# PROVIDED RECORDS:
* * * * * * * * *
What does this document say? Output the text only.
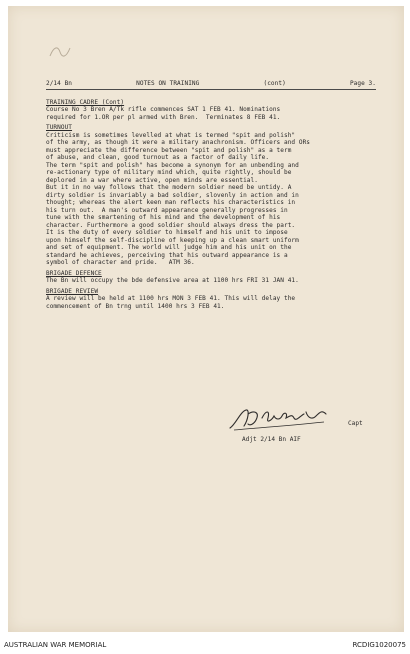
2/14 Bn	NOTES ON TRAINING	(cont)	Page 3.
TRAINING CADRE (Cont)
Course No 3 Bren A/Tk rifle commences SAT 1 FEB 41. Nominations
required for 1.OR per pl armed with Bren.  Terminates 8 FEB 41.
TURNOUT
Criticism is sometimes levelled at what is termed "spit and polish"
of the army, as though it were a military anachronism. Officers and ORs
must appreciate the difference between "spit and polish" as a term
of abuse, and clean, good turnout as a factor of daily life.
The term "spit and polish" has become a synonym for an unbending and
re-actionary type of military mind which, quite rightly, should be
deplored in a war where active, open minds are essential.
But it in no way follows that the modern soldier need be untidy. A
dirty soldier is invariably a bad soldier, slovenly in action and in
thought; whereas the alert keen man reflects his characteristics in
his turn out.  A man's outward appearance generally progresses in
tune with the smartening of his mind and the development of his
character. Furthermore a good soldier should always dress the part.
It is the duty of every soldier to himself and his unit to impose
upon himself the self-discipline of keeping up a clean smart uniform
and set of equipment. The world will judge him and his unit on the
standard he achieves, perceiving that his outward appearance is a
symbol of character and pride.   ATM 36.
BRIGADE DEFENCE
The Bn will occupy the bde defensive area at 1100 hrs FRI 31 JAN 41.
BRIGADE REVIEW
A review will be held at 1100 hrs MON 3 FEB 41. This will delay the
commencement of Bn trng until 1400 hrs 3 FEB 41.
Capt
Adjt 2/14 Bn AIF
AUSTRALIAN WAR MEMORIAL	RCDIG1020075
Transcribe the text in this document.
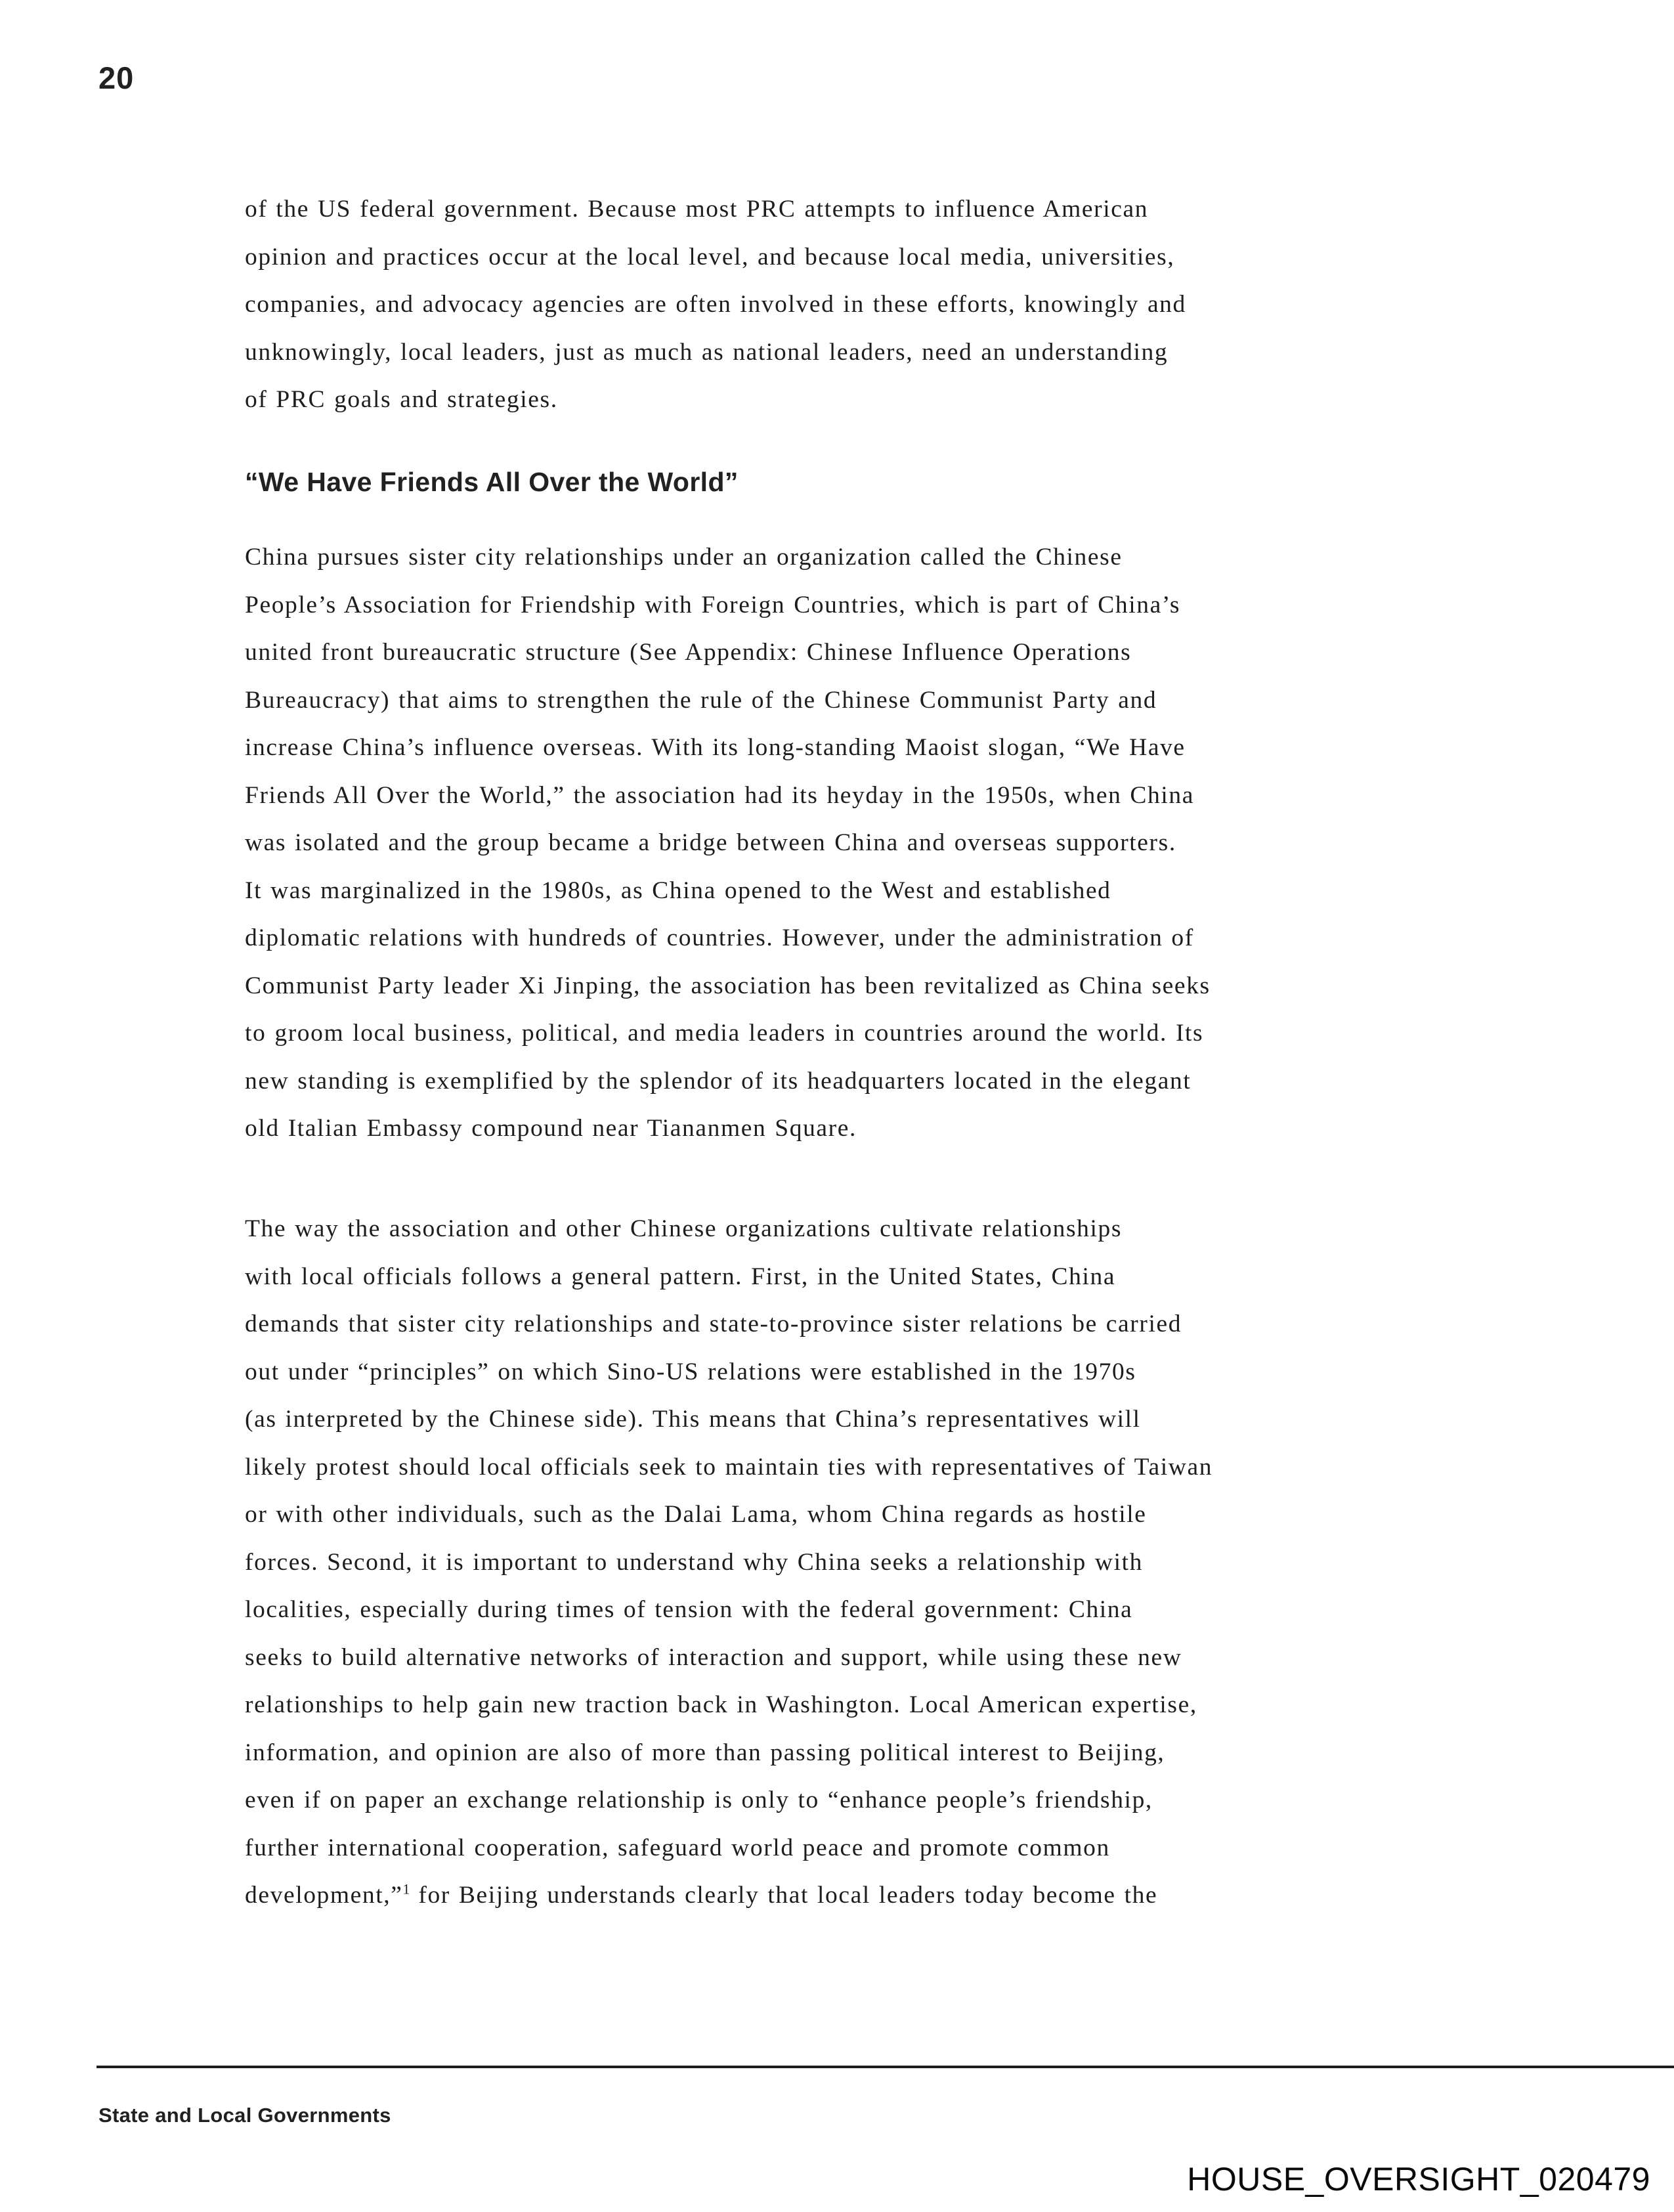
20

of the US federal government. Because most PRC attempts to influence American
opinion and practices occur at the local level, and because local media, universities,
companies, and advocacy agencies are often involved in these efforts, knowingly and
unknowingly, local leaders, just as much as national leaders, need an understanding
of PRC goals and strategies.

“We Have Friends All Over the World”

China pursues sister city relationships under an organization called the Chinese
People’s Association for Friendship with Foreign Countries, which is part of China’s
united front bureaucratic structure (See Appendix: Chinese Influence Operations
Bureaucracy) that aims to strengthen the rule of the Chinese Communist Party and
increase China’s influence overseas. With its long-standing Maoist slogan, “We Have
Friends All Over the World,” the association had its heyday in the 1950s, when China
was isolated and the group became a bridge between China and overseas supporters.
It was marginalized in the 1980s, as China opened to the West and established
diplomatic relations with hundreds of countries. However, under the administration of
Communist Party leader Xi Jinping, the association has been revitalized as China seeks
to groom local business, political, and media leaders in countries around the world. Its
new standing is exemplified by the splendor of its headquarters located in the elegant
old Italian Embassy compound near Tiananmen Square.

The way the association and other Chinese organizations cultivate relationships
with local officials follows a general pattern. First, in the United States, China
demands that sister city relationships and state-to-province sister relations be carried
out under “principles” on which Sino-US relations were established in the 1970s
(as interpreted by the Chinese side). This means that China’s representatives will
likely protest should local officials seek to maintain ties with representatives of Taiwan
or with other individuals, such as the Dalai Lama, whom China regards as hostile
forces. Second, it is important to understand why China seeks a relationship with
localities, especially during times of tension with the federal government: China
seeks to build alternative networks of interaction and support, while using these new
relationships to help gain new traction back in Washington. Local American expertise,
information, and opinion are also of more than passing political interest to Beijing,
even if on paper an exchange relationship is only to “enhance people’s friendship,
further international cooperation, safeguard world peace and promote common
development,”$^1$ for Beijing understands clearly that local leaders today become the

State and Local Governments
HOUSE_OVERSIGHT_020479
* * * * * * * * *
# WORK INSTRUCTIONS:
Except for the pictures, print the data above exactly.

# WRITTEN RESPONSE:
What does this document say? Output the text only.
2/14 Bn	NOTES ON TRAINING	(cont)	Page 3.
TRAINING CADRE (Cont)
Course No 3 Bren A/Tk rifle commences SAT 1 FEB 41. Nominations
required for 1.OR per pl armed with Bren.  Terminates 8 FEB 41.
TURNOUT
Criticism is sometimes levelled at what is termed "spit and polish"
of the army, as though it were a military anachronism. Officers and ORs
must appreciate the difference between "spit and polish" as a term
of abuse, and clean, good turnout as a factor of daily life.
The term "spit and polish" has become a synonym for an unbending and
re-actionary type of military mind which, quite rightly, should be
deplored in a war where active, open minds are essential.
But it in no way follows that the modern soldier need be untidy. A
dirty soldier is invariably a bad soldier, slovenly in action and in
thought; whereas the alert keen man reflects his characteristics in
his turn out.  A man's outward appearance generally progresses in
tune with the smartening of his mind and the development of his
character. Furthermore a good soldier should always dress the part.
It is the duty of every soldier to himself and his unit to impose
upon himself the self-discipline of keeping up a clean smart uniform
and set of equipment. The world will judge him and his unit on the
standard he achieves, perceiving that his outward appearance is a
symbol of character and pride.   ATM 36.
BRIGADE DEFENCE
The Bn will occupy the bde defensive area at 1100 hrs FRI 31 JAN 41.
BRIGADE REVIEW
A review will be held at 1100 hrs MON 3 FEB 41. This will delay the
commencement of Bn trng until 1400 hrs 3 FEB 41.
Capt
Adjt 2/14 Bn AIF
AUSTRALIAN WAR MEMORIAL	RCDIG1020075
Transcribe the text in this document.
20

of the US federal government. Because most PRC attempts to influence American
opinion and practices occur at the local level, and because local media, universities,
companies, and advocacy agencies are often involved in these efforts, knowingly and
unknowingly, local leaders, just as much as national leaders, need an understanding
of PRC goals and strategies.

“We Have Friends All Over the World”

China pursues sister city relationships under an organization called the Chinese
People’s Association for Friendship with Foreign Countries, which is part of China’s
united front bureaucratic structure (See Appendix: Chinese Influence Operations
Bureaucracy) that aims to strengthen the rule of the Chinese Communist Party and
increase China’s influence overseas. With its long-standing Maoist slogan, “We Have
Friends All Over the World,” the association had its heyday in the 1950s, when China
was isolated and the group became a bridge between China and overseas supporters.
It was marginalized in the 1980s, as China opened to the West and established
diplomatic relations with hundreds of countries. However, under the administration of
Communist Party leader Xi Jinping, the association has been revitalized as China seeks
to groom local business, political, and media leaders in countries around the world. Its
new standing is exemplified by the splendor of its headquarters located in the elegant
old Italian Embassy compound near Tiananmen Square.

The way the association and other Chinese organizations cultivate relationships
with local officials follows a general pattern. First, in the United States, China
demands that sister city relationships and state-to-province sister relations be carried
out under “principles” on which Sino-US relations were established in the 1970s
(as interpreted by the Chinese side). This means that China’s representatives will
likely protest should local officials seek to maintain ties with representatives of Taiwan
or with other individuals, such as the Dalai Lama, whom China regards as hostile
forces. Second, it is important to understand why China seeks a relationship with
localities, especially during times of tension with the federal government: China
seeks to build alternative networks of interaction and support, while using these new
relationships to help gain new traction back in Washington. Local American expertise,
information, and opinion are also of more than passing political interest to Beijing,
even if on paper an exchange relationship is only to “enhance people’s friendship,
further international cooperation, safeguard world peace and promote common
development,”$^1$ for Beijing understands clearly that local leaders today become the

State and Local Governments
HOUSE_OVERSIGHT_020479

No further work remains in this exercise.